═══ TEXT ═══

A further problem arises in the interpretation of solutions. In bibliometric studies researchers are usually familiar ahead of time with the highly-cited authors or papers that appear in solutions. Repositories like Bugzilla offer more of a challenge in accounting for why two reports may be related, and whether or not the reason is interesting. To meet this challenge we are attempting to integrate cocitation maps with visualizations of the much larger number of records that form the context of the proximity relations that produced them. Our first attempts at contextualization involve using MDS solutions as the initial reference point configurations for VIBE projections [3].

This material is based upon work supported by the National Science Foundation under Grant No. 0205346. Any opinions, findings, and conclusions or recommendations expressed in this material are those of the author(s) and do not necessarily reflect the views of the National Science Foundation.

References

[1] The Mozilla project website. World Wide Web address: http://www.mozilla.org/.

[2] BORNER, K., CHEN, C., AND BOYACK, K. Visualizing knowledge domains. Annual Review of Information Science and Technology 37 (2003).

[3] OLSEN, K. A., KORFHAGE, R. R., SOCHATS, K. M., SPRING, M. B., AND WILLIAMS, J. G. Visualisation of a document collection: The VIBE system. Information Processing and Management 29, 1 (1993), 69-81.

[4] TORGERSON, W. S. Theory and Methods of Scaling. Wiley, New York, 1958.

[5] TROSSET, M. W. Numerical algorithms for multidimensional scaling. In Classification and Knowledge organization, R. Klar and O. Opitz, Eds., Studies in Classification, Data Analysis, and Knowledge Organization. Springer-Verlag, Berlin, 1997, pp. 80-92.

[6] WHITE, H. D., AND MCCAIN, K. W. Bibliometrics. Annual Review of Information Science and Technology 24 (1989), 119-186.

Willem J. Heiser, Leiden University

Title: Interpretation of Between-Set Distances In Correspondence Analysis

There has been some debate about the correct interpretation of distances between row elements and column elements in a joint display of a correspondence table. The conventional view is that we can scale this joint display in such a way that either the distances between rows can be interpreted, or the distances between columns, but never directly the distances between rows and columns (Heiser and Meulman, 1981; Greenacre and Hastie, 1987). Carroll, Green and Schaffer (1986) proposed an alternative scaling of the coordinates for which they claimed that both between-set and within-set squared distances could be interpreted, but Greenacre (1989) has shown that this claim is not warranted.

═══

# [THE TASKS]
**A.** Rewrite the text between "[5] TROSSET, M." and "24 (1989), 119-186.", inclusive, changing "Springer-Verlag" to "Springer".
**B.** Using the text, mark each statement yes or no, and quote the words that decide it: (i) the work was supported by the National Science Foundation under Grant No. 0205346; (ii) Greenacre (1989) confirmed the claim made by Carroll, Green and Schaffer (1986); (iii) the first attempts at contextualization use MDS solutions as initial reference point configurations for VIBE projections.
**C.** Extend the text on between-set distances in correspondence analysis, starting after its final sentence.

═══ DATA LINES ═══

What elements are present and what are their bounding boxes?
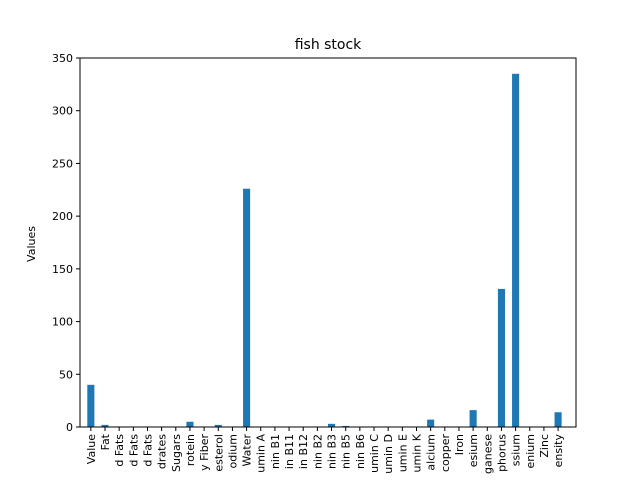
x-tick-label: esium [467, 434, 480, 467]
x-tick-label: nin B3 [326, 434, 339, 469]
x-tick-label: umin K [410, 433, 423, 472]
x-tick-label: ssium [510, 434, 523, 466]
y-tick-label: 150 [52, 263, 73, 276]
x-tick-label: Value [85, 434, 98, 464]
x-tick-label: Water [241, 434, 254, 467]
bar [512, 73, 520, 427]
x-tick-label: ensity [552, 434, 565, 468]
x-tick-label: nin B1 [269, 434, 282, 469]
bar [554, 412, 562, 427]
x-tick-label: phorus [495, 434, 508, 472]
x-tick-label: d Fats [113, 434, 126, 467]
bar [87, 384, 95, 427]
x-tick-label: nin B5 [340, 434, 353, 469]
x-tick-label: Iron [453, 434, 466, 455]
bar [469, 410, 477, 427]
y-tick-label: 100 [52, 316, 73, 329]
x-tick-label: alcium [425, 434, 438, 471]
x-tick-label: umin D [382, 434, 395, 474]
x-tick-label: umin C [368, 434, 381, 473]
x-tick-label: d Fats [127, 434, 140, 467]
x-tick-label: drates [156, 434, 169, 469]
bar [243, 188, 251, 427]
x-tick-label: umin E [396, 434, 409, 472]
x-tick-label: Sugars [170, 434, 183, 472]
bar [427, 419, 435, 427]
x-tick-label: umin A [255, 434, 268, 473]
bar [186, 421, 194, 427]
x-tick-label: in B12 [297, 434, 310, 469]
bar [214, 424, 222, 427]
plot-frame [79, 57, 577, 428]
x-tick-label: Zinc [538, 434, 551, 458]
bars-group [87, 73, 562, 427]
x-tick-label: rotein [184, 434, 197, 466]
bar [342, 425, 350, 427]
x-tick-label: enium [524, 434, 537, 468]
y-tick-label: 50 [59, 368, 73, 381]
x-tick-label: in B11 [283, 434, 296, 469]
bar [101, 424, 109, 427]
bar [328, 423, 336, 427]
x-tick-label: copper [439, 434, 452, 473]
bar [497, 288, 505, 427]
y-tick-label: 200 [52, 210, 73, 223]
y-ticks-group: 0 50 100 150 200 250 300 350 [52, 52, 80, 434]
x-tick-label: nin B6 [354, 434, 367, 469]
y-tick-label: 0 [66, 421, 73, 434]
x-tick-label: esterol [212, 434, 225, 472]
x-tick-label: odium [226, 434, 239, 468]
x-ticks-group: Value Fat d Fats d Fats d Fats drates Sugars ro… [85, 427, 565, 474]
y-tick-label: 300 [52, 105, 73, 118]
x-tick-label: Fat [99, 433, 112, 450]
y-tick-label: 250 [52, 157, 73, 170]
y-tick-label: 350 [52, 52, 73, 65]
y-axis-label: Values [25, 226, 38, 262]
x-tick-label: ganese [481, 434, 494, 474]
chart-title: fish stock [295, 37, 362, 53]
x-tick-label: y Fiber [198, 434, 211, 471]
x-tick-label: d Fats [141, 434, 154, 467]
x-tick-label: nin B2 [311, 434, 324, 469]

═══

# [RESPONSES FOR EACH TASK]
**A.**
[5] TROSSET, M. W. Numerical algorithms for multidimensional scaling. In Classification and Knowledge organization, R. Klar and O. Opitz, Eds., Studies in Classification, Data Analysis, and Knowledge Organization. Springer, Berlin, 1997, pp. 80-92.

[6] WHITE, H. D., AND MCCAIN, K. W. Bibliometrics. Annual Review of Information Science and Technology 24 (1989), 119-186.

**B.**
(i) Yes: "This material is based upon work supported by the National Science Foundation under Grant No. 0205346."
(ii) No: "Greenacre (1989) has shown that this claim is not warranted."
(iii) Yes: "Our first attempts at contextualization involve using MDS solutions as the initial reference point configurations for VIBE projections [3]."

**C.**
Before any dimension reduction, the representation of the data in correspondence analysis is a barycentric configuration of profile points with respect to the unit profiles, which are hypothetical profiles for which all mass is concentrated in one cell. It is shown that a between-set distance interpretation is possible in any barycentric configuration or plot, in comparison with the distance to some specific supplementary points. The distance involved is not of the chi-squared type, but simply Euclidean. The result is equally valid in the full-dimensional space as in a reduced space obtained by projection, or by any other method producing a suitable configuration of the unit profiles.

References

Carroll, J.D., Green, P.E., & Schaffer, C.M. (1986). Interpoint distance comparisons in correspondence analysis. Journal of Marketing Research, 23, 271-280.

Greenacre, M.J. (1989). The Carroll-Green-Schaffer scaling in correspondence analysis: A theoretical and empirical appraisal. Journal of Marketing Research, 26, 358-365.

Greenacre, M.J. & Hastie, T. (1987). The geometric interpretation of correspondence analysis. Journal of the American Statistical Association, 82, 437-447.

Heiser, W.J. & Meulman, J. (1983). Analyzing rectangular tables with joint and constrained multidimensional scaling. Journal of Econometrics, 22, 139-167.

Lawrence J. Hubert, University of Illinois

Title: The Representation of Proximity Matrices by Tree Structures: A Tree Structure Toolbox (TST) for MATLAB

We present and illustrate the capabilities of a MATLAB Toolbox for fitting various classificatory tree structures to both symmetric (one-mode) and rectangular (two-mode) proximity matrices. The emphasis is on identifying ultrametrics and additive trees that are well-fitting in the L_{2} norm by heuristic extensions of an iterative projection (least-squares) strategy. The (additive) fitting of multiple tree structures is also addressed.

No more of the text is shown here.